§ WHAT YOU SHOULD DO
Your task is to transcribe all of the records exactly and leave out the pictures.

* Start STORED ROWS *

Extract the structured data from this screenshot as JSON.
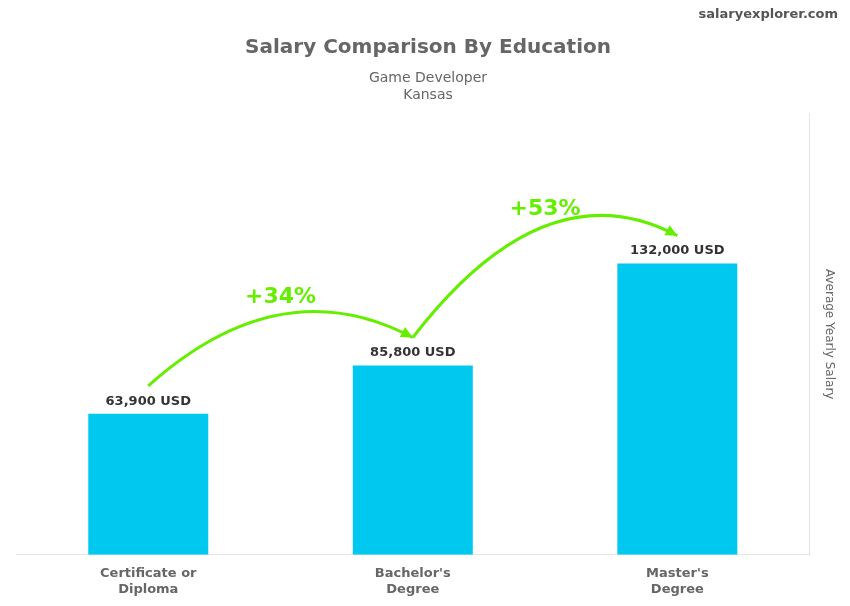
{
  "chart_data": {
    "type": "bar",
    "title": "Salary Comparison By Education",
    "subtitle": [
      "Game Developer",
      "Kansas"
    ],
    "source": "salaryexplorer.com",
    "ylabel": "Average Yearly Salary",
    "categories": [
      "Certificate or\nDiploma",
      "Bachelor's\nDegree",
      "Master's\nDegree"
    ],
    "values": [
      63900,
      85800,
      132000
    ],
    "value_labels": [
      "63,900 USD",
      "85,800 USD",
      "132,000 USD"
    ],
    "data_labels": true,
    "color": "#00c8ee",
    "annotations": [
      {
        "text": "+34%",
        "color": "#66ee00"
      },
      {
        "text": "+53%",
        "color": "#66ee00"
      }
    ],
    "ylim": [
      0,
      200000
    ],
    "tick_labels": "x",
    "grid": false
  }
}
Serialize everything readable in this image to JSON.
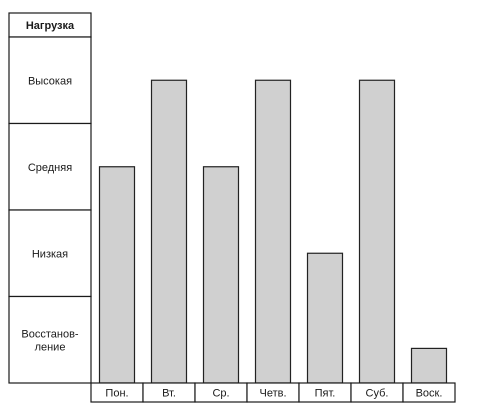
{
  "chart_data": {
    "type": "bar",
    "ylabel": "Нагрузка",
    "levels": [
      "Высокая",
      "Средняя",
      "Низкая",
      "Восстанов-ление"
    ],
    "levels_lines": [
      [
        "Высокая"
      ],
      [
        "Средняя"
      ],
      [
        "Низкая"
      ],
      [
        "Восстанов-",
        "ление"
      ]
    ],
    "categories": [
      "Пон.",
      "Вт.",
      "Ср.",
      "Четв.",
      "Пят.",
      "Суб.",
      "Воск."
    ],
    "values": [
      2.5,
      3.5,
      2.5,
      3.5,
      1.5,
      3.5,
      0.4
    ],
    "ylim": [
      0,
      4
    ],
    "grid": false,
    "bar_color": "#d0d0d0",
    "bar_edge_color": "#222222"
  }
}
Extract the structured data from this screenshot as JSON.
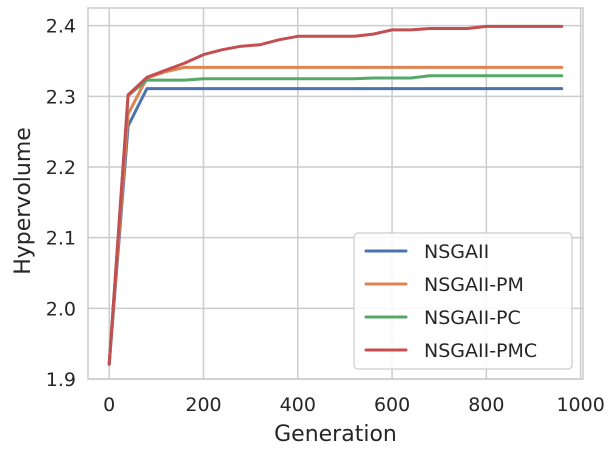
{
  "chart_data": {
    "type": "line",
    "title": "",
    "xlabel": "Generation",
    "ylabel": "Hypervolume",
    "xlim": [
      -45,
      1005
    ],
    "ylim": [
      1.9,
      2.425
    ],
    "xticks": [
      0,
      200,
      400,
      600,
      800,
      1000
    ],
    "xtick_labels": [
      "0",
      "200",
      "400",
      "600",
      "800",
      "1000"
    ],
    "yticks": [
      1.9,
      2.0,
      2.1,
      2.2,
      2.3,
      2.4
    ],
    "ytick_labels": [
      "1.9",
      "2.0",
      "2.1",
      "2.2",
      "2.3",
      "2.4"
    ],
    "grid": true,
    "legend_position": "lower-right",
    "series": [
      {
        "name": "NSGAII",
        "color": "#4c72b0",
        "x": [
          0,
          40,
          80,
          120,
          160,
          200,
          240,
          280,
          320,
          360,
          400,
          440,
          480,
          520,
          560,
          600,
          640,
          680,
          720,
          760,
          800,
          840,
          880,
          920,
          960
        ],
        "y": [
          1.921,
          2.258,
          2.311,
          2.311,
          2.311,
          2.311,
          2.311,
          2.311,
          2.311,
          2.311,
          2.311,
          2.311,
          2.311,
          2.311,
          2.311,
          2.311,
          2.311,
          2.311,
          2.311,
          2.311,
          2.311,
          2.311,
          2.311,
          2.311,
          2.311
        ]
      },
      {
        "name": "NSGAII-PM",
        "color": "#dd8452",
        "x": [
          0,
          40,
          80,
          120,
          160,
          200,
          240,
          280,
          320,
          360,
          400,
          440,
          480,
          520,
          560,
          600,
          640,
          680,
          720,
          760,
          800,
          840,
          880,
          920,
          960
        ],
        "y": [
          1.921,
          2.275,
          2.326,
          2.335,
          2.341,
          2.341,
          2.341,
          2.341,
          2.341,
          2.341,
          2.341,
          2.341,
          2.341,
          2.341,
          2.341,
          2.341,
          2.341,
          2.341,
          2.341,
          2.341,
          2.341,
          2.341,
          2.341,
          2.341,
          2.341
        ]
      },
      {
        "name": "NSGAII-PC",
        "color": "#55a868",
        "x": [
          0,
          40,
          80,
          120,
          160,
          200,
          240,
          280,
          320,
          360,
          400,
          440,
          480,
          520,
          560,
          600,
          640,
          680,
          720,
          760,
          800,
          840,
          880,
          920,
          960
        ],
        "y": [
          1.921,
          2.301,
          2.323,
          2.323,
          2.323,
          2.325,
          2.325,
          2.325,
          2.325,
          2.325,
          2.325,
          2.325,
          2.325,
          2.325,
          2.326,
          2.326,
          2.326,
          2.329,
          2.329,
          2.329,
          2.329,
          2.329,
          2.329,
          2.329,
          2.329
        ]
      },
      {
        "name": "NSGAII-PMC",
        "color": "#c44e52",
        "x": [
          0,
          40,
          80,
          120,
          160,
          200,
          240,
          280,
          320,
          360,
          400,
          440,
          480,
          520,
          560,
          600,
          640,
          680,
          720,
          760,
          800,
          840,
          880,
          920,
          960
        ],
        "y": [
          1.921,
          2.302,
          2.327,
          2.337,
          2.347,
          2.359,
          2.366,
          2.371,
          2.373,
          2.38,
          2.385,
          2.385,
          2.385,
          2.385,
          2.388,
          2.394,
          2.394,
          2.396,
          2.396,
          2.396,
          2.399,
          2.399,
          2.399,
          2.399,
          2.399
        ]
      }
    ]
  }
}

* End STORED ROWS *

§ SOLUTION TO THE PROBLEM
Extract the structured data from this screenshot as JSON.
{
  "chart_data": {
    "type": "bar",
    "title": "Salary Comparison By Education",
    "subtitle": [
      "Game Developer",
      "Kansas"
    ],
    "source": "salaryexplorer.com",
    "ylabel": "Average Yearly Salary",
    "categories": [
      "Certificate or\nDiploma",
      "Bachelor's\nDegree",
      "Master's\nDegree"
    ],
    "values": [
      63900,
      85800,
      132000
    ],
    "value_labels": [
      "63,900 USD",
      "85,800 USD",
      "132,000 USD"
    ],
    "data_labels": true,
    "color": "#00c8ee",
    "annotations": [
      {
        "text": "+34%",
        "color": "#66ee00"
      },
      {
        "text": "+53%",
        "color": "#66ee00"
      }
    ],
    "ylim": [
      0,
      200000
    ],
    "tick_labels": "x",
    "grid": false
  }
}
Serialize everything readable in this image to JSON.
{
  "chart_data": {
    "type": "bar",
    "ylabel": "Нагрузка",
    "levels": [
      "Высокая",
      "Средняя",
      "Низкая",
      "Восстанов-ление"
    ],
    "levels_lines": [
      [
        "Высокая"
      ],
      [
        "Средняя"
      ],
      [
        "Низкая"
      ],
      [
        "Восстанов-",
        "ление"
      ]
    ],
    "categories": [
      "Пон.",
      "Вт.",
      "Ср.",
      "Четв.",
      "Пят.",
      "Суб.",
      "Воск."
    ],
    "values": [
      2.5,
      3.5,
      2.5,
      3.5,
      1.5,
      3.5,
      0.4
    ],
    "ylim": [
      0,
      4
    ],
    "grid": false,
    "bar_color": "#d0d0d0",
    "bar_edge_color": "#222222"
  }
}
Extract the structured data from this screenshot as JSON.
{
  "chart_data": {
    "type": "line",
    "title": "",
    "xlabel": "Generation",
    "ylabel": "Hypervolume",
    "xlim": [
      -45,
      1005
    ],
    "ylim": [
      1.9,
      2.425
    ],
    "xticks": [
      0,
      200,
      400,
      600,
      800,
      1000
    ],
    "xtick_labels": [
      "0",
      "200",
      "400",
      "600",
      "800",
      "1000"
    ],
    "yticks": [
      1.9,
      2.0,
      2.1,
      2.2,
      2.3,
      2.4
    ],
    "ytick_labels": [
      "1.9",
      "2.0",
      "2.1",
      "2.2",
      "2.3",
      "2.4"
    ],
    "grid": true,
    "legend_position": "lower-right",
    "series": [
      {
        "name": "NSGAII",
        "color": "#4c72b0",
        "x": [
          0,
          40,
          80,
          120,
          160,
          200,
          240,
          280,
          320,
          360,
          400,
          440,
          480,
          520,
          560,
          600,
          640,
          680,
          720,
          760,
          800,
          840,
          880,
          920,
          960
        ],
        "y": [
          1.921,
          2.258,
          2.311,
          2.311,
          2.311,
          2.311,
          2.311,
          2.311,
          2.311,
          2.311,
          2.311,
          2.311,
          2.311,
          2.311,
          2.311,
          2.311,
          2.311,
          2.311,
          2.311,
          2.311,
          2.311,
          2.311,
          2.311,
          2.311,
          2.311
        ]
      },
      {
        "name": "NSGAII-PM",
        "color": "#dd8452",
        "x": [
          0,
          40,
          80,
          120,
          160,
          200,
          240,
          280,
          320,
          360,
          400,
          440,
          480,
          520,
          560,
          600,
          640,
          680,
          720,
          760,
          800,
          840,
          880,
          920,
          960
        ],
        "y": [
          1.921,
          2.275,
          2.326,
          2.335,
          2.341,
          2.341,
          2.341,
          2.341,
          2.341,
          2.341,
          2.341,
          2.341,
          2.341,
          2.341,
          2.341,
          2.341,
          2.341,
          2.341,
          2.341,
          2.341,
          2.341,
          2.341,
          2.341,
          2.341,
          2.341
        ]
      },
      {
        "name": "NSGAII-PC",
        "color": "#55a868",
        "x": [
          0,
          40,
          80,
          120,
          160,
          200,
          240,
          280,
          320,
          360,
          400,
          440,
          480,
          520,
          560,
          600,
          640,
          680,
          720,
          760,
          800,
          840,
          880,
          920,
          960
        ],
        "y": [
          1.921,
          2.301,
          2.323,
          2.323,
          2.323,
          2.325,
          2.325,
          2.325,
          2.325,
          2.325,
          2.325,
          2.325,
          2.325,
          2.325,
          2.326,
          2.326,
          2.326,
          2.329,
          2.329,
          2.329,
          2.329,
          2.329,
          2.329,
          2.329,
          2.329
        ]
      },
      {
        "name": "NSGAII-PMC",
        "color": "#c44e52",
        "x": [
          0,
          40,
          80,
          120,
          160,
          200,
          240,
          280,
          320,
          360,
          400,
          440,
          480,
          520,
          560,
          600,
          640,
          680,
          720,
          760,
          800,
          840,
          880,
          920,
          960
        ],
        "y": [
          1.921,
          2.302,
          2.327,
          2.337,
          2.347,
          2.359,
          2.366,
          2.371,
          2.373,
          2.38,
          2.385,
          2.385,
          2.385,
          2.385,
          2.388,
          2.394,
          2.394,
          2.396,
          2.396,
          2.396,
          2.399,
          2.399,
          2.399,
          2.399,
          2.399
        ]
      }
    ]
  }
}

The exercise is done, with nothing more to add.